Source data:
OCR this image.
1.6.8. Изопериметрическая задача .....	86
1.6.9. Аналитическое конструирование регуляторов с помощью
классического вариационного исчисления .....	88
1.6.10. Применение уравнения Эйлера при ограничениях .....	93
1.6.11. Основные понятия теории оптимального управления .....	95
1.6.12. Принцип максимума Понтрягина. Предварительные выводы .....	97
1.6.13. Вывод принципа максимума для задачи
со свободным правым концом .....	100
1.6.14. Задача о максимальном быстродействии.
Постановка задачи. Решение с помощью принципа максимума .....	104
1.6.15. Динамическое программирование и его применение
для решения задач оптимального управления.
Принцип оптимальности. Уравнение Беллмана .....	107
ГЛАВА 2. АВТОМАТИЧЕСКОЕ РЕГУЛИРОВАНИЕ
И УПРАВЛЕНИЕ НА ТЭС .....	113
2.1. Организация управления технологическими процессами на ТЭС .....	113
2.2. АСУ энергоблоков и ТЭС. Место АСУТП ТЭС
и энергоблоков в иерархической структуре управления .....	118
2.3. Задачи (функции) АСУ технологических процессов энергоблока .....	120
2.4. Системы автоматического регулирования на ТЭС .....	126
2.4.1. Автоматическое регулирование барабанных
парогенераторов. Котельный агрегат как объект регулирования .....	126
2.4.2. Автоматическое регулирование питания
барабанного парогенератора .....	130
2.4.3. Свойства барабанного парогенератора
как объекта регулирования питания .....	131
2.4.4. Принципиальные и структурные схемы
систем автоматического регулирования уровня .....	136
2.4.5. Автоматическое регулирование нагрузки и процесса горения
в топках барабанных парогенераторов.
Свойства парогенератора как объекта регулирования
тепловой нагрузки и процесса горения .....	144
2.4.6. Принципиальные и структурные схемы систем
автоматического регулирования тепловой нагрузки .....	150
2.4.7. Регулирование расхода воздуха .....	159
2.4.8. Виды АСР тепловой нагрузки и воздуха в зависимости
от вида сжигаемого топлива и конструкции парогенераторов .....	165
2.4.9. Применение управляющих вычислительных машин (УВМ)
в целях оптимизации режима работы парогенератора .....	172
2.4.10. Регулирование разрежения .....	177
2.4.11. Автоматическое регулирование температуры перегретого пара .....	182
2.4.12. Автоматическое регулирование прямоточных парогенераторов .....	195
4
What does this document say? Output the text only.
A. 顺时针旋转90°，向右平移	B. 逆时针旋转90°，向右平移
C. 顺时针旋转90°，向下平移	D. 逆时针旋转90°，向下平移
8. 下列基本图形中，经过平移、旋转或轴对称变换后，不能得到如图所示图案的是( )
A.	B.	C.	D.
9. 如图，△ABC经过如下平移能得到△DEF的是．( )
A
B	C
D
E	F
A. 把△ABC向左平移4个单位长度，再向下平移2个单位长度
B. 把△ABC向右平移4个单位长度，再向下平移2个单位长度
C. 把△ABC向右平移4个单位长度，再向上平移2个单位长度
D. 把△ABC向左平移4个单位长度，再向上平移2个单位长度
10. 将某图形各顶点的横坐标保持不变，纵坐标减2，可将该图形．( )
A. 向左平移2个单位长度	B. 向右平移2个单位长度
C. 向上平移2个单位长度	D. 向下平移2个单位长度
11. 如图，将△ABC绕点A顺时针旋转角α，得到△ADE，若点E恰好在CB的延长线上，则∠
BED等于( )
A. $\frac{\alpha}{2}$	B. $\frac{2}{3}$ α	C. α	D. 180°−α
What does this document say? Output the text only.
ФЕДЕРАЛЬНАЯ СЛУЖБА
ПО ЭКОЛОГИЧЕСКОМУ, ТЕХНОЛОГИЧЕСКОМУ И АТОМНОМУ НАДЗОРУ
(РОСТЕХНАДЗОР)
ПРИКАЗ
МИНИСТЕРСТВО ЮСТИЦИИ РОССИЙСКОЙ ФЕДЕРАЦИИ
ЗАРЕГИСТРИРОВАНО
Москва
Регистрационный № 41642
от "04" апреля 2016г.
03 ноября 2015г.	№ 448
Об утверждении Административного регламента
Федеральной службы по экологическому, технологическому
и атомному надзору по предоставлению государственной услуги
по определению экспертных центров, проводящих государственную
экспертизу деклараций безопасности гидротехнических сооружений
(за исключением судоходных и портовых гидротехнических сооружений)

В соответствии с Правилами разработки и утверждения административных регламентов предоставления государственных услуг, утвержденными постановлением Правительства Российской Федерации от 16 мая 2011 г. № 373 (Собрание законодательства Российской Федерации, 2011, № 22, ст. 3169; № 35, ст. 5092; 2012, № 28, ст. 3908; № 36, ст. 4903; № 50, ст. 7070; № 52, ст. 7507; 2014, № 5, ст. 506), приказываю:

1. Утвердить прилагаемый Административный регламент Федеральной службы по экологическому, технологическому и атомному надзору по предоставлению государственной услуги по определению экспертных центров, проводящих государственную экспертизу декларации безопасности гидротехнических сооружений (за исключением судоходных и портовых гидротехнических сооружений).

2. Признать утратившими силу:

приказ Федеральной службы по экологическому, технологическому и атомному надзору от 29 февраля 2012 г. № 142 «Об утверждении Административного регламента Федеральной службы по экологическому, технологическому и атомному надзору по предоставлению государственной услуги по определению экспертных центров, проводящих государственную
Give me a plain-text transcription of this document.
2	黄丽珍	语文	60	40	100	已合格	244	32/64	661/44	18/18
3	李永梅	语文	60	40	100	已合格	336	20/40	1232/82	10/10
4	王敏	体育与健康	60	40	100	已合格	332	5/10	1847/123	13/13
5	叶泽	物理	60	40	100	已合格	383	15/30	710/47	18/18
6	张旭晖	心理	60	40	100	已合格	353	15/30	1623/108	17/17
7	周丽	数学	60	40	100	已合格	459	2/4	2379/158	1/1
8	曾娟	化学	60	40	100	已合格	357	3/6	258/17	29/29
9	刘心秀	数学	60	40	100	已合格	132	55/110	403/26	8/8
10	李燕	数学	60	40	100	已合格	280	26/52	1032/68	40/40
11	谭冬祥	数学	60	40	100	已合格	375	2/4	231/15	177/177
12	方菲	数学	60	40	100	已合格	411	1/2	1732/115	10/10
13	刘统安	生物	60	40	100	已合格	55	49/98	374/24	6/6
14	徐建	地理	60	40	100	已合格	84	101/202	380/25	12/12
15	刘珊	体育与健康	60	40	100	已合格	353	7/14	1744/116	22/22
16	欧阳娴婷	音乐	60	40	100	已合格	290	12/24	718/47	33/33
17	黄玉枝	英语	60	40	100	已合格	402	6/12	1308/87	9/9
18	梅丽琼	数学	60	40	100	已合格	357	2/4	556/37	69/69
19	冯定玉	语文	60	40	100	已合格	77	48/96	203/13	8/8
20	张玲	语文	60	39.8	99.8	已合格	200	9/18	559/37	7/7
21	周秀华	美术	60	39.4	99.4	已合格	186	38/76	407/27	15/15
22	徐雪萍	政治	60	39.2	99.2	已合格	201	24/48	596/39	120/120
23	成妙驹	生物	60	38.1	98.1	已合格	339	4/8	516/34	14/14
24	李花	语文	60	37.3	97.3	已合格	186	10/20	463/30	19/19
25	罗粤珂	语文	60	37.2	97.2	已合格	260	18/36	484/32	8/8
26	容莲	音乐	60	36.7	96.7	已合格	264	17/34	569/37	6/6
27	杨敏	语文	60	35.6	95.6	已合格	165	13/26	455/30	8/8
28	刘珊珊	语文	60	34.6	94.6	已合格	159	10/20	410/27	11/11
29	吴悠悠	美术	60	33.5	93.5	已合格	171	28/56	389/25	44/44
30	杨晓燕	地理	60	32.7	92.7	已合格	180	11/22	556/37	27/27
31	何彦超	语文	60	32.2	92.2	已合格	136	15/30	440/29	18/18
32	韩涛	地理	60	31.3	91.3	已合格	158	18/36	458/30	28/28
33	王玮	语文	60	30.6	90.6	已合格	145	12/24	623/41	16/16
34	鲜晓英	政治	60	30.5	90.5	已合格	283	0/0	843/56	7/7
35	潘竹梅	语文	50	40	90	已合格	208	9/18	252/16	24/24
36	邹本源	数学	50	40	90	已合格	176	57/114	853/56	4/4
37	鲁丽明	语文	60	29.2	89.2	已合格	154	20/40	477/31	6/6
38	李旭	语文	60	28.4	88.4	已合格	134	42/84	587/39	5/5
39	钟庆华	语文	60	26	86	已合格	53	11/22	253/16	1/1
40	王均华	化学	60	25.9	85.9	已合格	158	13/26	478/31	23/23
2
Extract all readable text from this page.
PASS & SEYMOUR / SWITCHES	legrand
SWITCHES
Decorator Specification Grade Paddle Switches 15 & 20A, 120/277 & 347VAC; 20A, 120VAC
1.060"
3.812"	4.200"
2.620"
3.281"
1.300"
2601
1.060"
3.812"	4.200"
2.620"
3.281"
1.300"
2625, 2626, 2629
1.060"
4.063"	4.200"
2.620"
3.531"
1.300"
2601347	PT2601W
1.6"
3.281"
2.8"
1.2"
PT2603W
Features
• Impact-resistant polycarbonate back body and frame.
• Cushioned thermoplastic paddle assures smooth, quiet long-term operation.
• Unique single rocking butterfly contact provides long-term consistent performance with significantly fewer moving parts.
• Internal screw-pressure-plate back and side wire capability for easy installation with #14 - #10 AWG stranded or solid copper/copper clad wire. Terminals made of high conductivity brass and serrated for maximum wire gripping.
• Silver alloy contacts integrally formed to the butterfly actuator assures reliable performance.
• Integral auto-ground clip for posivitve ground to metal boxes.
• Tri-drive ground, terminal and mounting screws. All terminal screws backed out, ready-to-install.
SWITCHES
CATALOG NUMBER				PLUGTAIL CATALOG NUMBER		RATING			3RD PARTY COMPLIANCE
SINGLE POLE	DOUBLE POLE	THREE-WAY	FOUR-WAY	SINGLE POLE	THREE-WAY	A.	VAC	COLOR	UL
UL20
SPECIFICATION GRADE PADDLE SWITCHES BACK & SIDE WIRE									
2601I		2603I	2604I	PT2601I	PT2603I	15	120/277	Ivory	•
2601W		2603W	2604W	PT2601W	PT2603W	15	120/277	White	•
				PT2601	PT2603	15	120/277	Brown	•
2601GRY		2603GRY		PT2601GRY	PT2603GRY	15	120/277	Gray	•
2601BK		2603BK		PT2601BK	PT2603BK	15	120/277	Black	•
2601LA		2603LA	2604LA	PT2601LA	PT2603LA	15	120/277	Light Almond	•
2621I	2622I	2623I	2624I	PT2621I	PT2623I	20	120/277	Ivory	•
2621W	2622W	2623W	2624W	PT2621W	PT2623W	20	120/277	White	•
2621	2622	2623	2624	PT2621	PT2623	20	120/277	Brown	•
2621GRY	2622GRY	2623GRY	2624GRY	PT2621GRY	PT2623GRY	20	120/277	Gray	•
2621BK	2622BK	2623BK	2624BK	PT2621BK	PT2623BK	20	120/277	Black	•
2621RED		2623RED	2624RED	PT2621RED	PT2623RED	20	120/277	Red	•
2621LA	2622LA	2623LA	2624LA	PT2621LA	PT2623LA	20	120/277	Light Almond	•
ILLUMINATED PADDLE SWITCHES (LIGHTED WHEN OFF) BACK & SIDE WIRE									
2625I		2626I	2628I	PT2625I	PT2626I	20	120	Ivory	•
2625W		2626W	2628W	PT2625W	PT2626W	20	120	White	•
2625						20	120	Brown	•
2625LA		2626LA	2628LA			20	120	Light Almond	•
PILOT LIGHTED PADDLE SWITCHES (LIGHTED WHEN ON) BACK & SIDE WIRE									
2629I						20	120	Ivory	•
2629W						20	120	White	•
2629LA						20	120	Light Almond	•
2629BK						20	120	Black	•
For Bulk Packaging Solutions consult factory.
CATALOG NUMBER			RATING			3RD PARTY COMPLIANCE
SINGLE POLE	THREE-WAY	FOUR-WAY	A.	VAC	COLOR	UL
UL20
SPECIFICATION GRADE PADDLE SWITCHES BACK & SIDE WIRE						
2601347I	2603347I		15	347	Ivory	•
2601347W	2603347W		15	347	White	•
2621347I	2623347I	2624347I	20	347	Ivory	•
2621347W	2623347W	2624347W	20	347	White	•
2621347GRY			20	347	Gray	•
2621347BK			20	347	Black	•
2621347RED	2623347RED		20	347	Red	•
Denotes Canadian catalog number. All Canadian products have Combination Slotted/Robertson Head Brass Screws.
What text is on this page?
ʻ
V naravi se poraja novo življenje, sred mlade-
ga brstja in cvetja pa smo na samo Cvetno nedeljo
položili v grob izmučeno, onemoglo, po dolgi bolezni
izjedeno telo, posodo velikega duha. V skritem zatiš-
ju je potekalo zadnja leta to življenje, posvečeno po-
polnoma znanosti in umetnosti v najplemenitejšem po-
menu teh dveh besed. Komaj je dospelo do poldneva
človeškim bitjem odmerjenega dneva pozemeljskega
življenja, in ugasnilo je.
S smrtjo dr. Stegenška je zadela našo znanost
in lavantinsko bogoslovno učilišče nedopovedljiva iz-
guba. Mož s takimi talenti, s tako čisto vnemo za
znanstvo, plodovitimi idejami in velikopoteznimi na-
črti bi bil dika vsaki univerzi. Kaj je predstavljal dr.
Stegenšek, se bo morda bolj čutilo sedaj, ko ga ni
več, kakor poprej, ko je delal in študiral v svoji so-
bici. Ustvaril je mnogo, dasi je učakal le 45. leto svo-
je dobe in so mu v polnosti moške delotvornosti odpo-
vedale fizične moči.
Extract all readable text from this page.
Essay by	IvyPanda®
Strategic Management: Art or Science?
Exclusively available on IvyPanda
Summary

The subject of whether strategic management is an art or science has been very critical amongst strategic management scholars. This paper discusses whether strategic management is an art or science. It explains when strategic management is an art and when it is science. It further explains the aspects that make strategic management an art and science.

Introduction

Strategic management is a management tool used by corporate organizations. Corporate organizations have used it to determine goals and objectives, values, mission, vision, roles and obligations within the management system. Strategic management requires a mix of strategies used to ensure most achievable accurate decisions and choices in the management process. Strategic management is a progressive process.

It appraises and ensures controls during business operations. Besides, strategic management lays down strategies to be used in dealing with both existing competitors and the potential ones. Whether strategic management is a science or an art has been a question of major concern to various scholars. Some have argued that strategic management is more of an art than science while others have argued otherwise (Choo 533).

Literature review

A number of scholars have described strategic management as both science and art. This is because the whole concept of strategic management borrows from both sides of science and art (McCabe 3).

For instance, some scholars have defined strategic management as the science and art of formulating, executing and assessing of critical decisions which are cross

- **GIVEN PROBLEM**
Search the data for the string "воздуха" and copy each line where it appears.

- **COMPLETED EXERCISE**
2.4.7. Регулирование расхода воздуха .....	159
2.4.8. Виды АСР тепловой нагрузки и воздуха в зависимости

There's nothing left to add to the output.